───── Given records ─────

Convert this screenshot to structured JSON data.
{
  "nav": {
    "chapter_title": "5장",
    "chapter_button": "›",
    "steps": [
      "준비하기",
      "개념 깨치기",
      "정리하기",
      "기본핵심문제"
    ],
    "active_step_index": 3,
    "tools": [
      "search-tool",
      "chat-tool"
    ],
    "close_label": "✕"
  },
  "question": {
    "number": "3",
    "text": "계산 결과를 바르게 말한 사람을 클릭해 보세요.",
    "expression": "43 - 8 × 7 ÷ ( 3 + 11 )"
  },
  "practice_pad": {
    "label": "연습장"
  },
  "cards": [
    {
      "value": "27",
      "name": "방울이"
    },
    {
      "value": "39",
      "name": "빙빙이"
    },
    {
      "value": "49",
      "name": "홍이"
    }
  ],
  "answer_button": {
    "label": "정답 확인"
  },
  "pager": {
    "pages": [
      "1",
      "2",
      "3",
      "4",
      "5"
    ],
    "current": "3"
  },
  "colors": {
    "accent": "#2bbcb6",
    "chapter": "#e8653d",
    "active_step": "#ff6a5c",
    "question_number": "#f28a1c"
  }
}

─────

• _The exercise_:
Please restate the records in full, word for word.

• _Solution below_:
Convert this screenshot to structured JSON data.
{
  "nav": {
    "chapter_title": "5장",
    "chapter_button": "›",
    "steps": [
      "준비하기",
      "개념 깨치기",
      "정리하기",
      "기본핵심문제"
    ],
    "active_step_index": 3,
    "tools": [
      "search-tool",
      "chat-tool"
    ],
    "close_label": "✕"
  },
  "question": {
    "number": "3",
    "text": "계산 결과를 바르게 말한 사람을 클릭해 보세요.",
    "expression": "43 - 8 × 7 ÷ ( 3 + 11 )"
  },
  "practice_pad": {
    "label": "연습장"
  },
  "cards": [
    {
      "value": "27",
      "name": "방울이"
    },
    {
      "value": "39",
      "name": "빙빙이"
    },
    {
      "value": "49",
      "name": "홍이"
    }
  ],
  "answer_button": {
    "label": "정답 확인"
  },
  "pager": {
    "pages": [
      "1",
      "2",
      "3",
      "4",
      "5"
    ],
    "current": "3"
  },
  "colors": {
    "accent": "#2bbcb6",
    "chapter": "#e8653d",
    "active_step": "#ff6a5c",
    "question_number": "#f28a1c"
  }
}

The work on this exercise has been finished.